(Dataset records)
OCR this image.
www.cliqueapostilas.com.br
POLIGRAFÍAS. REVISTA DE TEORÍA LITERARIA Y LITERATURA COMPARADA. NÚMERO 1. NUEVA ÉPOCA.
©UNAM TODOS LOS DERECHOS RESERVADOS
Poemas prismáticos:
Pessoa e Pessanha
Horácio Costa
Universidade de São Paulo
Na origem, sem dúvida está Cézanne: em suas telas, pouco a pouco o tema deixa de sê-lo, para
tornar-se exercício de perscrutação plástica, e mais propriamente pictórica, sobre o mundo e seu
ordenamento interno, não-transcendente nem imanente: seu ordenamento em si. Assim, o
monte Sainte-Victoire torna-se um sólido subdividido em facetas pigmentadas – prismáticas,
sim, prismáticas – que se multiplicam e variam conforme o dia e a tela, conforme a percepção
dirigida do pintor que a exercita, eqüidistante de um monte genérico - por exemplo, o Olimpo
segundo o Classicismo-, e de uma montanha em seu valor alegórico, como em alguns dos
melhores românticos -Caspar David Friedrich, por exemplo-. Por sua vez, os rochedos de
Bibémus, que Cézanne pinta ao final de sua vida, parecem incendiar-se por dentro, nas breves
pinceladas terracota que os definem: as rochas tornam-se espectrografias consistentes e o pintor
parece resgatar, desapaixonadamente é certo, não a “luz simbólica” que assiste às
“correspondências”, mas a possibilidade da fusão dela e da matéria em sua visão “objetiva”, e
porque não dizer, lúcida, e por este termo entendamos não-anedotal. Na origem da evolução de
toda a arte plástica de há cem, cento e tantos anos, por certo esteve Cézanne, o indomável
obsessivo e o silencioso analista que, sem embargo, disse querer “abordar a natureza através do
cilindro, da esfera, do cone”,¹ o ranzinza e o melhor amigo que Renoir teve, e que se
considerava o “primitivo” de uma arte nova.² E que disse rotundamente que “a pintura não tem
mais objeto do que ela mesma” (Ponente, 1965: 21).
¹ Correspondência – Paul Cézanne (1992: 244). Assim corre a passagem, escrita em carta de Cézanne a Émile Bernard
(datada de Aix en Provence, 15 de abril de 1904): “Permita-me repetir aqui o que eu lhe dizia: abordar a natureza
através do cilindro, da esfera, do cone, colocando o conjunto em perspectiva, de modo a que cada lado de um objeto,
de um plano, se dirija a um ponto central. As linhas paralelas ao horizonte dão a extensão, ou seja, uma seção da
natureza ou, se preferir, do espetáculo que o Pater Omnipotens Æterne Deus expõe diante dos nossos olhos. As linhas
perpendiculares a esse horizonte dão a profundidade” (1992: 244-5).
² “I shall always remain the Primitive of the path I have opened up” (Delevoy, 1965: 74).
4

Exercise requirements>
Take the entries above and copy them out exactly.

Answer to this task>
OCR this image.
www.cliqueapostilas.com.br
POLIGRAFÍAS. REVISTA DE TEORÍA LITERARIA Y LITERATURA COMPARADA. NÚMERO 1. NUEVA ÉPOCA.
©UNAM TODOS LOS DERECHOS RESERVADOS
Poemas prismáticos:
Pessoa e Pessanha
Horácio Costa
Universidade de São Paulo
Na origem, sem dúvida está Cézanne: em suas telas, pouco a pouco o tema deixa de sê-lo, para
tornar-se exercício de perscrutação plástica, e mais propriamente pictórica, sobre o mundo e seu
ordenamento interno, não-transcendente nem imanente: seu ordenamento em si. Assim, o
monte Sainte-Victoire torna-se um sólido subdividido em facetas pigmentadas – prismáticas,
sim, prismáticas – que se multiplicam e variam conforme o dia e a tela, conforme a percepção
dirigida do pintor que a exercita, eqüidistante de um monte genérico - por exemplo, o Olimpo
segundo o Classicismo-, e de uma montanha em seu valor alegórico, como em alguns dos
melhores românticos -Caspar David Friedrich, por exemplo-. Por sua vez, os rochedos de
Bibémus, que Cézanne pinta ao final de sua vida, parecem incendiar-se por dentro, nas breves
pinceladas terracota que os definem: as rochas tornam-se espectrografias consistentes e o pintor
parece resgatar, desapaixonadamente é certo, não a “luz simbólica” que assiste às
“correspondências”, mas a possibilidade da fusão dela e da matéria em sua visão “objetiva”, e
porque não dizer, lúcida, e por este termo entendamos não-anedotal. Na origem da evolução de
toda a arte plástica de há cem, cento e tantos anos, por certo esteve Cézanne, o indomável
obsessivo e o silencioso analista que, sem embargo, disse querer “abordar a natureza através do
cilindro, da esfera, do cone”,¹ o ranzinza e o melhor amigo que Renoir teve, e que se
considerava o “primitivo” de uma arte nova.² E que disse rotundamente que “a pintura não tem
mais objeto do que ela mesma” (Ponente, 1965: 21).
¹ Correspondência – Paul Cézanne (1992: 244). Assim corre a passagem, escrita em carta de Cézanne a Émile Bernard
(datada de Aix en Provence, 15 de abril de 1904): “Permita-me repetir aqui o que eu lhe dizia: abordar a natureza
através do cilindro, da esfera, do cone, colocando o conjunto em perspectiva, de modo a que cada lado de um objeto,
de um plano, se dirija a um ponto central. As linhas paralelas ao horizonte dão a extensão, ou seja, uma seção da
natureza ou, se preferir, do espetáculo que o Pater Omnipotens Æterne Deus expõe diante dos nossos olhos. As linhas
perpendiculares a esse horizonte dão a profundidade” (1992: 244-5).
² “I shall always remain the Primitive of the path I have opened up” (Delevoy, 1965: 74).
4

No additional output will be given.